- **What the task requires**: Set down each record below precisely, skipping the pictures.
▼
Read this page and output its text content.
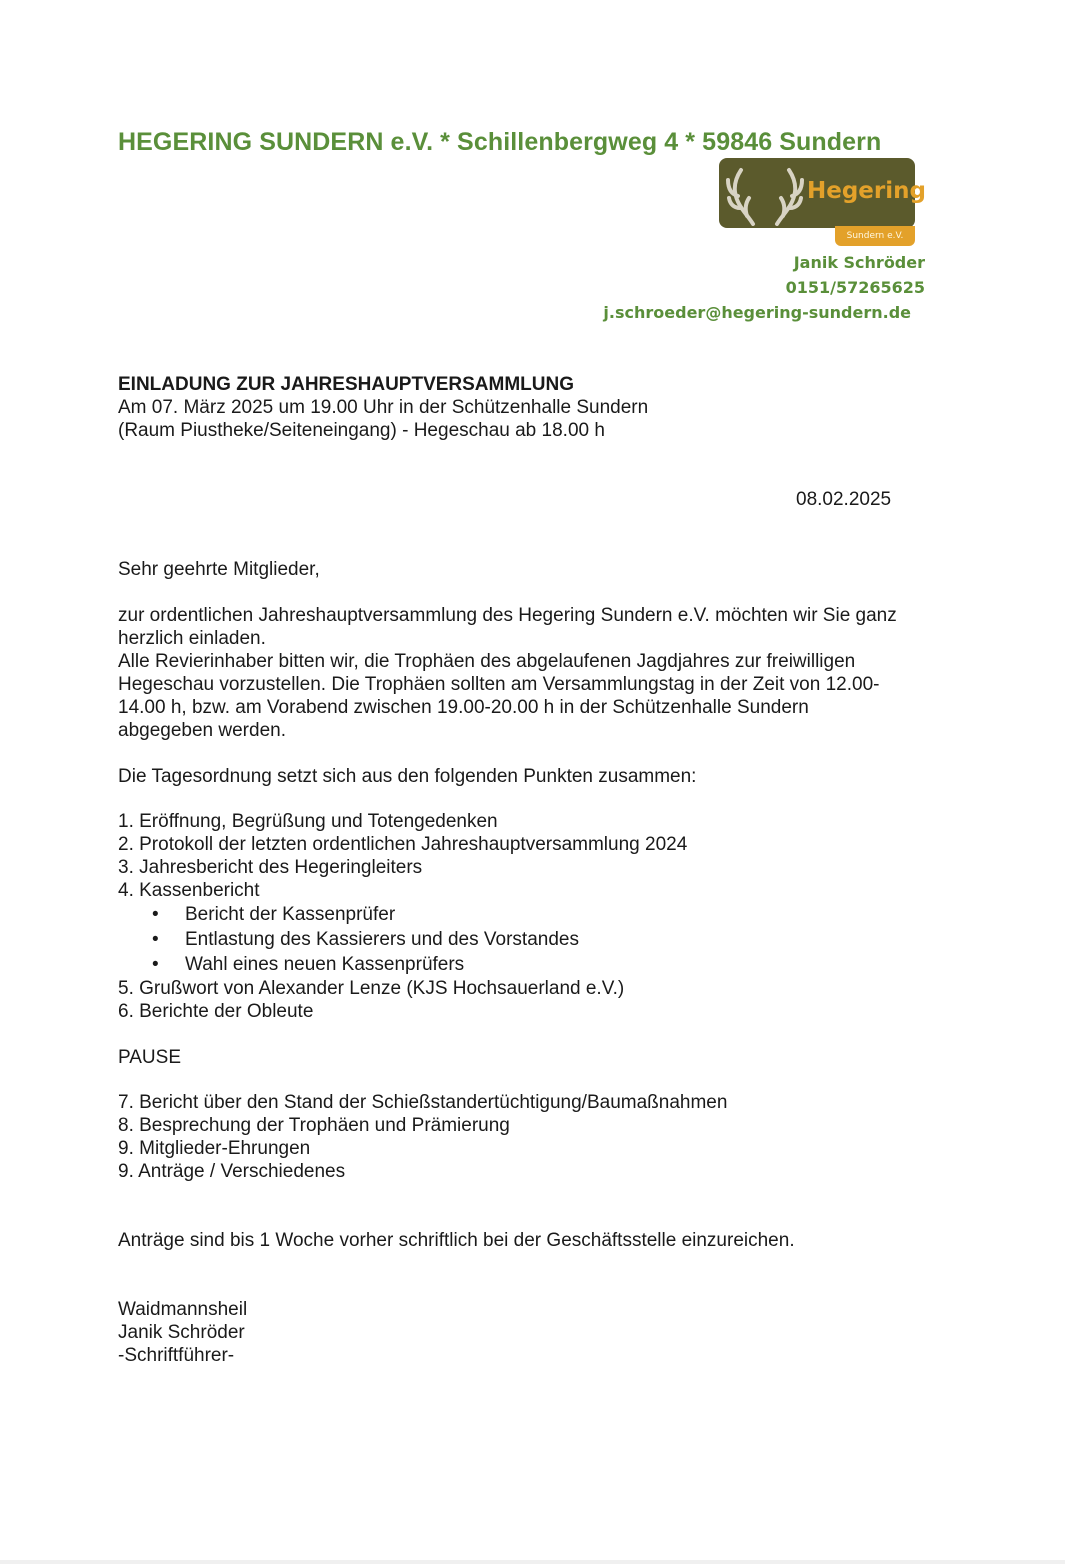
HEGERING SUNDERN e.V. * Schillenbergweg 4 * 59846 Sundern
Hegering
Sundern e.V.
Janik Schröder
0151/57265625
j.schroeder@hegering-sundern.de
EINLADUNG ZUR JAHRESHAUPTVERSAMMLUNG
Am 07. März 2025 um 19.00 Uhr in der Schützenhalle Sundern
(Raum Piustheke/Seiteneingang) - Hegeschau ab 18.00 h
08.02.2025
Sehr geehrte Mitglieder,
zur ordentlichen Jahreshauptversammlung des Hegering Sundern e.V. möchten wir Sie ganz
herzlich einladen.
Alle Revierinhaber bitten wir, die Trophäen des abgelaufenen Jagdjahres zur freiwilligen
Hegeschau vorzustellen. Die Trophäen sollten am Versammlungstag in der Zeit von 12.00-
14.00 h, bzw. am Vorabend zwischen 19.00-20.00 h in der Schützenhalle Sundern
abgegeben werden.
Die Tagesordnung setzt sich aus den folgenden Punkten zusammen:
1. Eröffnung, Begrüßung und Totengedenken
2. Protokoll der letzten ordentlichen Jahreshauptversammlung 2024
3. Jahresbericht des Hegeringleiters
4. Kassenbericht
• Bericht der Kassenprüfer
• Entlastung des Kassierers und des Vorstandes
• Wahl eines neuen Kassenprüfers
5. Grußwort von Alexander Lenze (KJS Hochsauerland e.V.)
6. Berichte der Obleute
PAUSE
7. Bericht über den Stand der Schießstandertüchtigung/Baumaßnahmen
8. Besprechung der Trophäen und Prämierung
9. Mitglieder-Ehrungen
9. Anträge / Verschiedenes
Anträge sind bis 1 Woche vorher schriftlich bei der Geschäftsstelle einzureichen.
Waidmannsheil
Janik Schröder
-Schriftführer-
▲
- **Task output**:
Read this page and output its text content.
HEGERING SUNDERN e.V. * Schillenbergweg 4 * 59846 Sundern
Hegering
Sundern e.V.
Janik Schröder
0151/57265625
j.schroeder@hegering-sundern.de
EINLADUNG ZUR JAHRESHAUPTVERSAMMLUNG
Am 07. März 2025 um 19.00 Uhr in der Schützenhalle Sundern
(Raum Piustheke/Seiteneingang) - Hegeschau ab 18.00 h
08.02.2025
Sehr geehrte Mitglieder,
zur ordentlichen Jahreshauptversammlung des Hegering Sundern e.V. möchten wir Sie ganz
herzlich einladen.
Alle Revierinhaber bitten wir, die Trophäen des abgelaufenen Jagdjahres zur freiwilligen
Hegeschau vorzustellen. Die Trophäen sollten am Versammlungstag in der Zeit von 12.00-
14.00 h, bzw. am Vorabend zwischen 19.00-20.00 h in der Schützenhalle Sundern
abgegeben werden.
Die Tagesordnung setzt sich aus den folgenden Punkten zusammen:
1. Eröffnung, Begrüßung und Totengedenken
2. Protokoll der letzten ordentlichen Jahreshauptversammlung 2024
3. Jahresbericht des Hegeringleiters
4. Kassenbericht
• Bericht der Kassenprüfer
• Entlastung des Kassierers und des Vorstandes
• Wahl eines neuen Kassenprüfers
5. Grußwort von Alexander Lenze (KJS Hochsauerland e.V.)
6. Berichte der Obleute
PAUSE
7. Bericht über den Stand der Schießstandertüchtigung/Baumaßnahmen
8. Besprechung der Trophäen und Prämierung
9. Mitglieder-Ehrungen
9. Anträge / Verschiedenes
Anträge sind bis 1 Woche vorher schriftlich bei der Geschäftsstelle einzureichen.
Waidmannsheil
Janik Schröder
-Schriftführer-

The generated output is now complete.